--- Begin Exercise input ---
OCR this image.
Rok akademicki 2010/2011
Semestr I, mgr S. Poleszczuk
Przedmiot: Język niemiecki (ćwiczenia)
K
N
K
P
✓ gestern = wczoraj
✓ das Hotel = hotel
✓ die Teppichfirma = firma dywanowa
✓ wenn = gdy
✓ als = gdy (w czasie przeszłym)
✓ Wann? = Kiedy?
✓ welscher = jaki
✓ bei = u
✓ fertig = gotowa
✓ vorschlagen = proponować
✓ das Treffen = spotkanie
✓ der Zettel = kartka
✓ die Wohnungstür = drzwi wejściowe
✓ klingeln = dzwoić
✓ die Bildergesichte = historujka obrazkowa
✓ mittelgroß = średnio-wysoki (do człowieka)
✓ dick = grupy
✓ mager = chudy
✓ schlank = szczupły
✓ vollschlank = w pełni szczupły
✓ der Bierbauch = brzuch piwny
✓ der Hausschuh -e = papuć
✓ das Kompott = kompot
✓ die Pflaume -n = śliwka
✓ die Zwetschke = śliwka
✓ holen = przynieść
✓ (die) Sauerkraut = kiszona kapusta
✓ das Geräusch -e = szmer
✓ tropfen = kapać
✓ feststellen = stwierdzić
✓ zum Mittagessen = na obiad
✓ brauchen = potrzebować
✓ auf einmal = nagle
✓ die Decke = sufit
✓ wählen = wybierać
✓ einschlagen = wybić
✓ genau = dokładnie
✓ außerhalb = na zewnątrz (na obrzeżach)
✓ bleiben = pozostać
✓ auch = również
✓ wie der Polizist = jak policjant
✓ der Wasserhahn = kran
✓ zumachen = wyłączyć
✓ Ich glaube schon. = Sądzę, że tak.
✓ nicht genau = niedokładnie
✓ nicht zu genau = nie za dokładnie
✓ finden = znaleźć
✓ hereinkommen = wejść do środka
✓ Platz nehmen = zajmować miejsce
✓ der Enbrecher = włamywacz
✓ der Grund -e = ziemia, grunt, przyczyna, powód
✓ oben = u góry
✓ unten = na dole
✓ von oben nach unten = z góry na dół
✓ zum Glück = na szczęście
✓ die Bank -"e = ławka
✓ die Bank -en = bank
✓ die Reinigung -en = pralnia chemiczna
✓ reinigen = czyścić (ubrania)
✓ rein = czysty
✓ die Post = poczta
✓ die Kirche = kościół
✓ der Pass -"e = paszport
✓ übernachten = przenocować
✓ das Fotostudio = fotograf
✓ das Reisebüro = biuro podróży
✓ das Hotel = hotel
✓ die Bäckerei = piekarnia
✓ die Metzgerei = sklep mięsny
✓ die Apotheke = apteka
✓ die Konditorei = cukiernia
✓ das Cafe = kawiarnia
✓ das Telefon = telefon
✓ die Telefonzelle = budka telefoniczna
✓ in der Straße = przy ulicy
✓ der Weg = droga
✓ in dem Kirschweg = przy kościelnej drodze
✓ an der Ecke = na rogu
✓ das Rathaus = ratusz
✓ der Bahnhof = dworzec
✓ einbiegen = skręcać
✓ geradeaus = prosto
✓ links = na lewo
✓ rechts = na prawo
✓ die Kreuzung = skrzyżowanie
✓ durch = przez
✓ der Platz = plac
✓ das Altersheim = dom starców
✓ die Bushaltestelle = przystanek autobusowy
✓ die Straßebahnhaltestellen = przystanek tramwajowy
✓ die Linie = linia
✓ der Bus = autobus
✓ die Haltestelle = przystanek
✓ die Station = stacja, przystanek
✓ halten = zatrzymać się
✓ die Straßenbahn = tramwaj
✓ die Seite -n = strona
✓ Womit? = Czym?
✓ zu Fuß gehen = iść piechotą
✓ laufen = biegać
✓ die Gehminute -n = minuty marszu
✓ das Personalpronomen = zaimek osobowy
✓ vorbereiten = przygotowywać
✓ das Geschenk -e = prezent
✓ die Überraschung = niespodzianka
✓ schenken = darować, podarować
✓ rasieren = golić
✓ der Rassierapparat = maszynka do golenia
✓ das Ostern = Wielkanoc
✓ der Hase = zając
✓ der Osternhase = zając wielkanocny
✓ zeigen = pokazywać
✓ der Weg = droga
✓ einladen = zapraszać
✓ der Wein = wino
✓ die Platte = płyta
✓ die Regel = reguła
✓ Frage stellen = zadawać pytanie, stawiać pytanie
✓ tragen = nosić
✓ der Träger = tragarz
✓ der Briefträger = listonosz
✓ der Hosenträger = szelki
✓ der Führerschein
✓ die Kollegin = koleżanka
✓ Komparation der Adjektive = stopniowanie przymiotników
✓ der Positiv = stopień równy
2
--- End Exercise input ---
> Goal of the exercise
Return the material in full, exactly as shown.

> Problem solution
OCR this image.
Rok akademicki 2010/2011
Semestr I, mgr S. Poleszczuk
Przedmiot: Język niemiecki (ćwiczenia)
K
N
K
P
✓ gestern = wczoraj
✓ das Hotel = hotel
✓ die Teppichfirma = firma dywanowa
✓ wenn = gdy
✓ als = gdy (w czasie przeszłym)
✓ Wann? = Kiedy?
✓ welscher = jaki
✓ bei = u
✓ fertig = gotowa
✓ vorschlagen = proponować
✓ das Treffen = spotkanie
✓ der Zettel = kartka
✓ die Wohnungstür = drzwi wejściowe
✓ klingeln = dzwoić
✓ die Bildergesichte = historujka obrazkowa
✓ mittelgroß = średnio-wysoki (do człowieka)
✓ dick = grupy
✓ mager = chudy
✓ schlank = szczupły
✓ vollschlank = w pełni szczupły
✓ der Bierbauch = brzuch piwny
✓ der Hausschuh -e = papuć
✓ das Kompott = kompot
✓ die Pflaume -n = śliwka
✓ die Zwetschke = śliwka
✓ holen = przynieść
✓ (die) Sauerkraut = kiszona kapusta
✓ das Geräusch -e = szmer
✓ tropfen = kapać
✓ feststellen = stwierdzić
✓ zum Mittagessen = na obiad
✓ brauchen = potrzebować
✓ auf einmal = nagle
✓ die Decke = sufit
✓ wählen = wybierać
✓ einschlagen = wybić
✓ genau = dokładnie
✓ außerhalb = na zewnątrz (na obrzeżach)
✓ bleiben = pozostać
✓ auch = również
✓ wie der Polizist = jak policjant
✓ der Wasserhahn = kran
✓ zumachen = wyłączyć
✓ Ich glaube schon. = Sądzę, że tak.
✓ nicht genau = niedokładnie
✓ nicht zu genau = nie za dokładnie
✓ finden = znaleźć
✓ hereinkommen = wejść do środka
✓ Platz nehmen = zajmować miejsce
✓ der Enbrecher = włamywacz
✓ der Grund -e = ziemia, grunt, przyczyna, powód
✓ oben = u góry
✓ unten = na dole
✓ von oben nach unten = z góry na dół
✓ zum Glück = na szczęście
✓ die Bank -"e = ławka
✓ die Bank -en = bank
✓ die Reinigung -en = pralnia chemiczna
✓ reinigen = czyścić (ubrania)
✓ rein = czysty
✓ die Post = poczta
✓ die Kirche = kościół
✓ der Pass -"e = paszport
✓ übernachten = przenocować
✓ das Fotostudio = fotograf
✓ das Reisebüro = biuro podróży
✓ das Hotel = hotel
✓ die Bäckerei = piekarnia
✓ die Metzgerei = sklep mięsny
✓ die Apotheke = apteka
✓ die Konditorei = cukiernia
✓ das Cafe = kawiarnia
✓ das Telefon = telefon
✓ die Telefonzelle = budka telefoniczna
✓ in der Straße = przy ulicy
✓ der Weg = droga
✓ in dem Kirschweg = przy kościelnej drodze
✓ an der Ecke = na rogu
✓ das Rathaus = ratusz
✓ der Bahnhof = dworzec
✓ einbiegen = skręcać
✓ geradeaus = prosto
✓ links = na lewo
✓ rechts = na prawo
✓ die Kreuzung = skrzyżowanie
✓ durch = przez
✓ der Platz = plac
✓ das Altersheim = dom starców
✓ die Bushaltestelle = przystanek autobusowy
✓ die Straßebahnhaltestellen = przystanek tramwajowy
✓ die Linie = linia
✓ der Bus = autobus
✓ die Haltestelle = przystanek
✓ die Station = stacja, przystanek
✓ halten = zatrzymać się
✓ die Straßenbahn = tramwaj
✓ die Seite -n = strona
✓ Womit? = Czym?
✓ zu Fuß gehen = iść piechotą
✓ laufen = biegać
✓ die Gehminute -n = minuty marszu
✓ das Personalpronomen = zaimek osobowy
✓ vorbereiten = przygotowywać
✓ das Geschenk -e = prezent
✓ die Überraschung = niespodzianka
✓ schenken = darować, podarować
✓ rasieren = golić
✓ der Rassierapparat = maszynka do golenia
✓ das Ostern = Wielkanoc
✓ der Hase = zając
✓ der Osternhase = zając wielkanocny
✓ zeigen = pokazywać
✓ der Weg = droga
✓ einladen = zapraszać
✓ der Wein = wino
✓ die Platte = płyta
✓ die Regel = reguła
✓ Frage stellen = zadawać pytanie, stawiać pytanie
✓ tragen = nosić
✓ der Träger = tragarz
✓ der Briefträger = listonosz
✓ der Hosenträger = szelki
✓ der Führerschein
✓ die Kollegin = koleżanka
✓ Komparation der Adjektive = stopniowanie przymiotników
✓ der Positiv = stopień równy
2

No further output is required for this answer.